_Problem details_. Repeat every record below exactly, but leave out any pictures.
--- begin Exercise materials ---
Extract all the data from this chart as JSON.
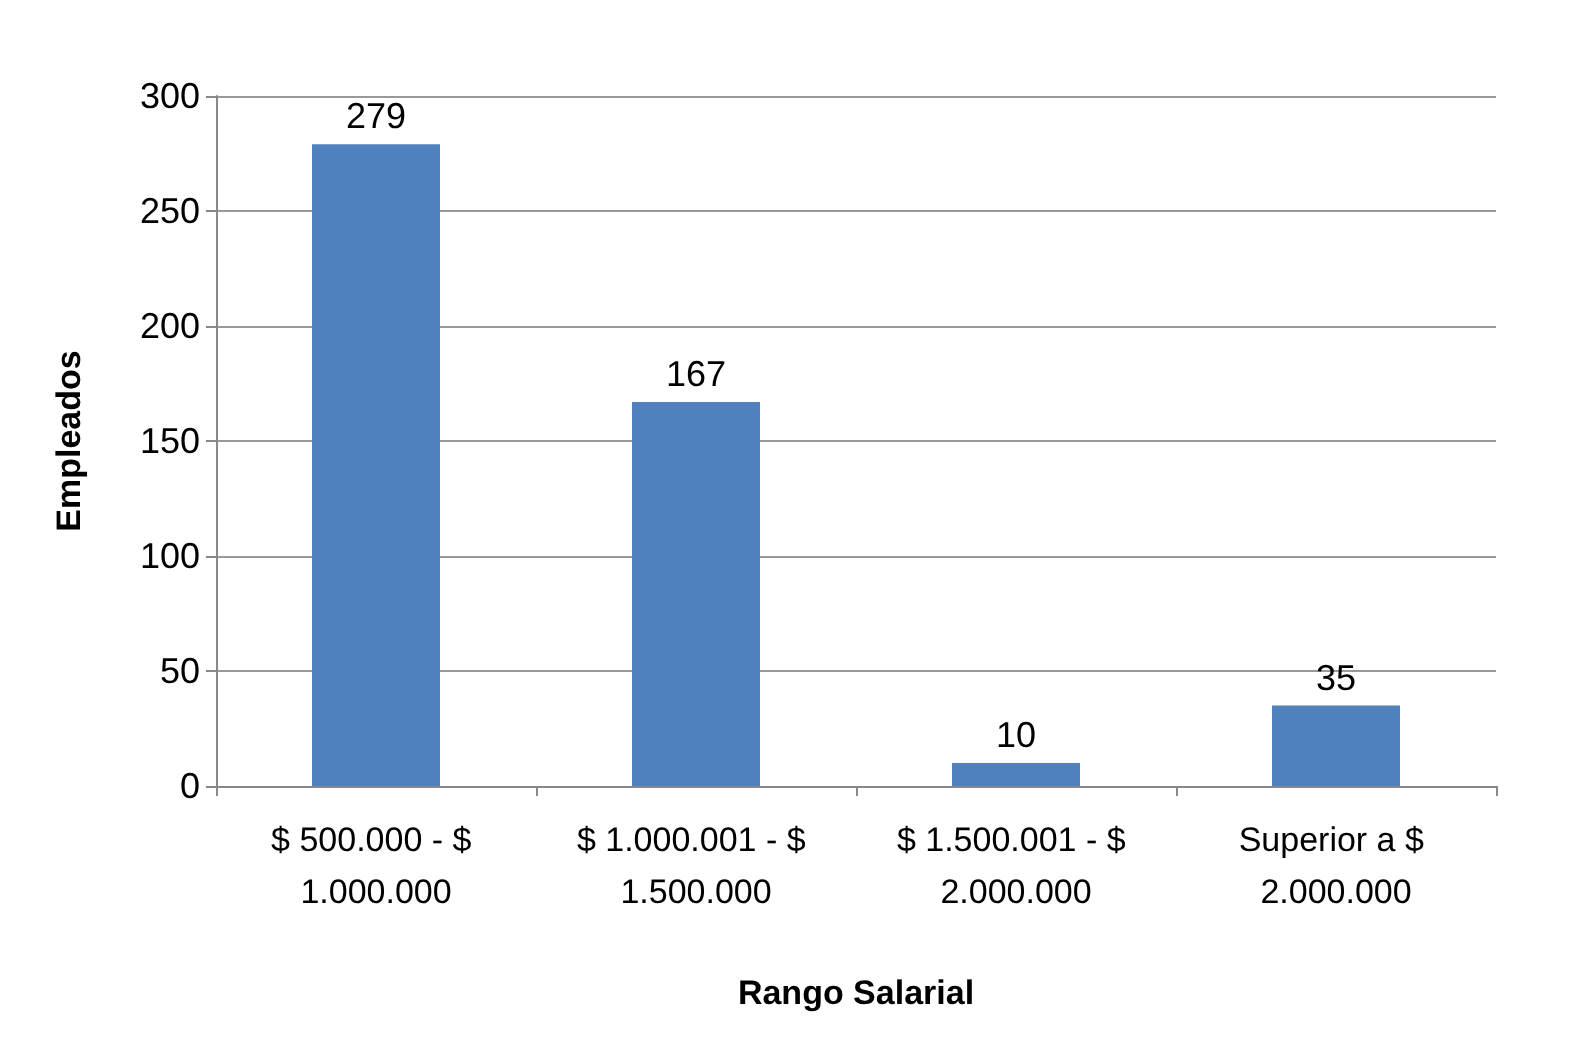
{
  "chart_data": {
    "type": "bar",
    "xlabel": "Rango Salarial",
    "ylabel": "Empleados",
    "categories": [
      "$ 500.000 - $ 1.000.000",
      "$ 1.000.001 - $ 1.500.000",
      "$ 1.500.001 - $ 2.000.000",
      "Superior a $ 2.000.000"
    ],
    "values": [
      279,
      167,
      10,
      35
    ],
    "color": "#4f81bd",
    "ylim": [
      0,
      300
    ],
    "yticks": [
      0,
      50,
      100,
      150,
      200,
      250,
      300
    ],
    "grid": "y",
    "data_labels": true
  }
}
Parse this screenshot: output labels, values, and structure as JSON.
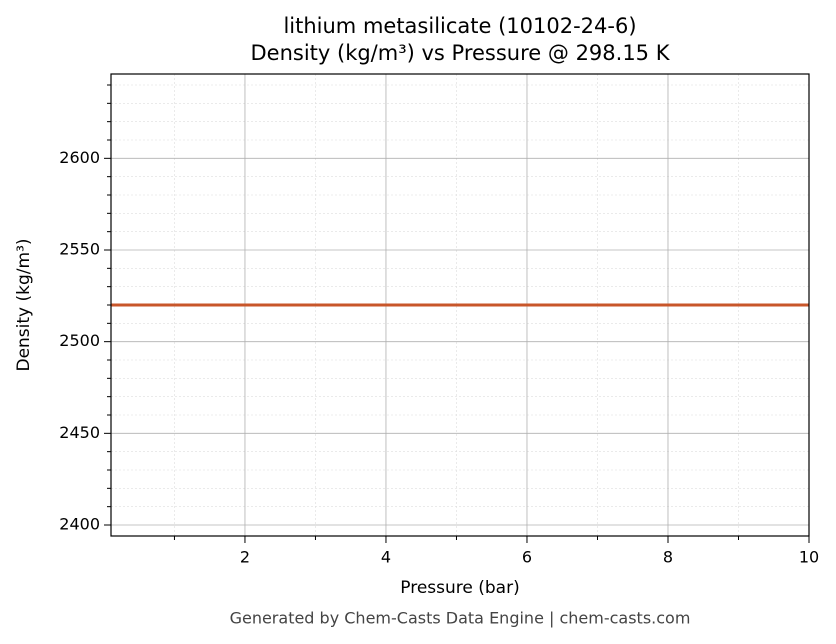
{
  "chart_data": {
    "type": "line",
    "title": "lithium metasilicate (10102-24-6)",
    "subtitle": "Density (kg/m³) vs Pressure @ 298.15 K",
    "xlabel": "Pressure (bar)",
    "ylabel": "Density (kg/m³)",
    "footer": "Generated by Chem-Casts Data Engine | chem-casts.com",
    "x": [
      0.1,
      10
    ],
    "series": [
      {
        "name": "lithium metasilicate",
        "color": "#c8562a",
        "values": [
          2520,
          2520
        ]
      }
    ],
    "xlim": [
      0.1,
      10
    ],
    "ylim": [
      2394,
      2646
    ],
    "xticks": [
      2,
      4,
      6,
      8,
      10
    ],
    "yticks": [
      2400,
      2450,
      2500,
      2550,
      2600
    ],
    "xminor": [
      1,
      3,
      5,
      7,
      9
    ],
    "yminor": [
      2410,
      2420,
      2430,
      2440,
      2460,
      2470,
      2480,
      2490,
      2510,
      2520,
      2530,
      2540,
      2560,
      2570,
      2580,
      2590,
      2610,
      2620,
      2630,
      2640
    ],
    "grid": true
  }
}
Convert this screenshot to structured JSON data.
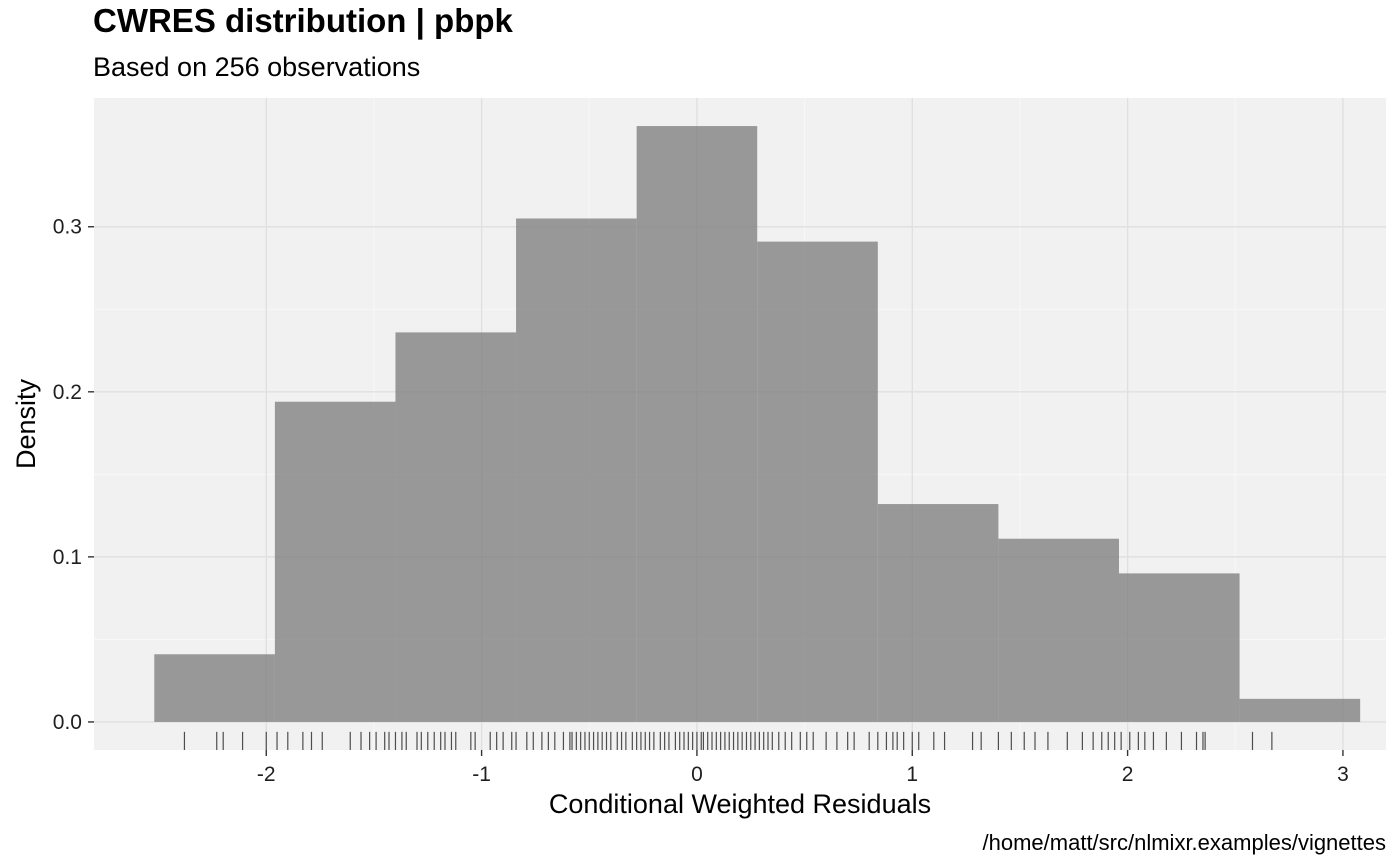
{
  "chart_data": {
    "type": "bar",
    "title": "CWRES distribution | pbpk",
    "subtitle": "Based on 256 observations",
    "xlabel": "Conditional Weighted Residuals",
    "ylabel": "Density",
    "caption": "/home/matt/src/nlmixr.examples/vignettes",
    "xlim": [
      -2.8,
      3.2
    ],
    "ylim": [
      -0.017,
      0.378
    ],
    "x_ticks": [
      -2,
      -1,
      0,
      1,
      2,
      3
    ],
    "x_tick_labels": [
      "-2",
      "-1",
      "0",
      "1",
      "2",
      "3"
    ],
    "y_ticks": [
      0.0,
      0.1,
      0.2,
      0.3
    ],
    "y_tick_labels": [
      "0.0",
      "0.1",
      "0.2",
      "0.3"
    ],
    "grid": true,
    "bins": [
      {
        "x0": -2.52,
        "x1": -1.96,
        "density": 0.041
      },
      {
        "x0": -1.96,
        "x1": -1.4,
        "density": 0.194
      },
      {
        "x0": -1.4,
        "x1": -0.84,
        "density": 0.236
      },
      {
        "x0": -0.84,
        "x1": -0.28,
        "density": 0.305
      },
      {
        "x0": -0.28,
        "x1": 0.28,
        "density": 0.361
      },
      {
        "x0": 0.28,
        "x1": 0.84,
        "density": 0.291
      },
      {
        "x0": 0.84,
        "x1": 1.4,
        "density": 0.132
      },
      {
        "x0": 1.4,
        "x1": 1.96,
        "density": 0.111
      },
      {
        "x0": 1.96,
        "x1": 2.52,
        "density": 0.09
      },
      {
        "x0": 2.52,
        "x1": 3.08,
        "density": 0.014
      }
    ],
    "rug_x": [
      -2.38,
      -2.23,
      -2.2,
      -2.11,
      -2.0,
      -1.95,
      -1.9,
      -1.83,
      -1.79,
      -1.74,
      -1.61,
      -1.56,
      -1.52,
      -1.49,
      -1.45,
      -1.43,
      -1.4,
      -1.37,
      -1.35,
      -1.3,
      -1.28,
      -1.25,
      -1.22,
      -1.19,
      -1.17,
      -1.14,
      -1.12,
      -1.05,
      -1.03,
      -0.96,
      -0.93,
      -0.9,
      -0.86,
      -0.84,
      -0.79,
      -0.76,
      -0.72,
      -0.69,
      -0.66,
      -0.62,
      -0.59,
      -0.58,
      -0.56,
      -0.54,
      -0.52,
      -0.5,
      -0.48,
      -0.46,
      -0.44,
      -0.42,
      -0.4,
      -0.37,
      -0.35,
      -0.33,
      -0.3,
      -0.28,
      -0.26,
      -0.24,
      -0.22,
      -0.2,
      -0.17,
      -0.15,
      -0.13,
      -0.1,
      -0.08,
      -0.06,
      -0.04,
      -0.02,
      0.0,
      0.02,
      0.03,
      0.05,
      0.07,
      0.09,
      0.11,
      0.13,
      0.15,
      0.17,
      0.19,
      0.21,
      0.23,
      0.25,
      0.27,
      0.29,
      0.31,
      0.33,
      0.35,
      0.38,
      0.41,
      0.44,
      0.48,
      0.51,
      0.54,
      0.6,
      0.65,
      0.7,
      0.73,
      0.8,
      0.84,
      0.88,
      0.91,
      0.93,
      0.96,
      1.0,
      1.03,
      1.1,
      1.15,
      1.28,
      1.32,
      1.4,
      1.46,
      1.52,
      1.57,
      1.63,
      1.72,
      1.79,
      1.84,
      1.88,
      1.91,
      1.94,
      1.97,
      2.01,
      2.05,
      2.08,
      2.12,
      2.18,
      2.25,
      2.32,
      2.35,
      2.36,
      2.58,
      2.67
    ]
  }
}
--- end Exercise materials ---
_Task result_.
Extract all the data from this chart as JSON.
{
  "chart_data": {
    "type": "bar",
    "xlabel": "Rango Salarial",
    "ylabel": "Empleados",
    "categories": [
      "$ 500.000 - $ 1.000.000",
      "$ 1.000.001 - $ 1.500.000",
      "$ 1.500.001 - $ 2.000.000",
      "Superior a $ 2.000.000"
    ],
    "values": [
      279,
      167,
      10,
      35
    ],
    "color": "#4f81bd",
    "ylim": [
      0,
      300
    ],
    "yticks": [
      0,
      50,
      100,
      150,
      200,
      250,
      300
    ],
    "grid": "y",
    "data_labels": true
  }
}
Parse this screenshot: output labels, values, and structure as JSON.
{
  "chart_data": {
    "type": "line",
    "title": "lithium metasilicate (10102-24-6)",
    "subtitle": "Density (kg/m³) vs Pressure @ 298.15 K",
    "xlabel": "Pressure (bar)",
    "ylabel": "Density (kg/m³)",
    "footer": "Generated by Chem-Casts Data Engine | chem-casts.com",
    "x": [
      0.1,
      10
    ],
    "series": [
      {
        "name": "lithium metasilicate",
        "color": "#c8562a",
        "values": [
          2520,
          2520
        ]
      }
    ],
    "xlim": [
      0.1,
      10
    ],
    "ylim": [
      2394,
      2646
    ],
    "xticks": [
      2,
      4,
      6,
      8,
      10
    ],
    "yticks": [
      2400,
      2450,
      2500,
      2550,
      2600
    ],
    "xminor": [
      1,
      3,
      5,
      7,
      9
    ],
    "yminor": [
      2410,
      2420,
      2430,
      2440,
      2460,
      2470,
      2480,
      2490,
      2510,
      2520,
      2530,
      2540,
      2560,
      2570,
      2580,
      2590,
      2610,
      2620,
      2630,
      2640
    ],
    "grid": true
  }
}
Convert this screenshot to structured JSON data.
{
  "chart_data": {
    "type": "bar",
    "title": "CWRES distribution | pbpk",
    "subtitle": "Based on 256 observations",
    "xlabel": "Conditional Weighted Residuals",
    "ylabel": "Density",
    "caption": "/home/matt/src/nlmixr.examples/vignettes",
    "xlim": [
      -2.8,
      3.2
    ],
    "ylim": [
      -0.017,
      0.378
    ],
    "x_ticks": [
      -2,
      -1,
      0,
      1,
      2,
      3
    ],
    "x_tick_labels": [
      "-2",
      "-1",
      "0",
      "1",
      "2",
      "3"
    ],
    "y_ticks": [
      0.0,
      0.1,
      0.2,
      0.3
    ],
    "y_tick_labels": [
      "0.0",
      "0.1",
      "0.2",
      "0.3"
    ],
    "grid": true,
    "bins": [
      {
        "x0": -2.52,
        "x1": -1.96,
        "density": 0.041
      },
      {
        "x0": -1.96,
        "x1": -1.4,
        "density": 0.194
      },
      {
        "x0": -1.4,
        "x1": -0.84,
        "density": 0.236
      },
      {
        "x0": -0.84,
        "x1": -0.28,
        "density": 0.305
      },
      {
        "x0": -0.28,
        "x1": 0.28,
        "density": 0.361
      },
      {
        "x0": 0.28,
        "x1": 0.84,
        "density": 0.291
      },
      {
        "x0": 0.84,
        "x1": 1.4,
        "density": 0.132
      },
      {
        "x0": 1.4,
        "x1": 1.96,
        "density": 0.111
      },
      {
        "x0": 1.96,
        "x1": 2.52,
        "density": 0.09
      },
      {
        "x0": 2.52,
        "x1": 3.08,
        "density": 0.014
      }
    ],
    "rug_x": [
      -2.38,
      -2.23,
      -2.2,
      -2.11,
      -2.0,
      -1.95,
      -1.9,
      -1.83,
      -1.79,
      -1.74,
      -1.61,
      -1.56,
      -1.52,
      -1.49,
      -1.45,
      -1.43,
      -1.4,
      -1.37,
      -1.35,
      -1.3,
      -1.28,
      -1.25,
      -1.22,
      -1.19,
      -1.17,
      -1.14,
      -1.12,
      -1.05,
      -1.03,
      -0.96,
      -0.93,
      -0.9,
      -0.86,
      -0.84,
      -0.79,
      -0.76,
      -0.72,
      -0.69,
      -0.66,
      -0.62,
      -0.59,
      -0.58,
      -0.56,
      -0.54,
      -0.52,
      -0.5,
      -0.48,
      -0.46,
      -0.44,
      -0.42,
      -0.4,
      -0.37,
      -0.35,
      -0.33,
      -0.3,
      -0.28,
      -0.26,
      -0.24,
      -0.22,
      -0.2,
      -0.17,
      -0.15,
      -0.13,
      -0.1,
      -0.08,
      -0.06,
      -0.04,
      -0.02,
      0.0,
      0.02,
      0.03,
      0.05,
      0.07,
      0.09,
      0.11,
      0.13,
      0.15,
      0.17,
      0.19,
      0.21,
      0.23,
      0.25,
      0.27,
      0.29,
      0.31,
      0.33,
      0.35,
      0.38,
      0.41,
      0.44,
      0.48,
      0.51,
      0.54,
      0.6,
      0.65,
      0.7,
      0.73,
      0.8,
      0.84,
      0.88,
      0.91,
      0.93,
      0.96,
      1.0,
      1.03,
      1.1,
      1.15,
      1.28,
      1.32,
      1.4,
      1.46,
      1.52,
      1.57,
      1.63,
      1.72,
      1.79,
      1.84,
      1.88,
      1.91,
      1.94,
      1.97,
      2.01,
      2.05,
      2.08,
      2.12,
      2.18,
      2.25,
      2.32,
      2.35,
      2.36,
      2.58,
      2.67
    ]
  }
}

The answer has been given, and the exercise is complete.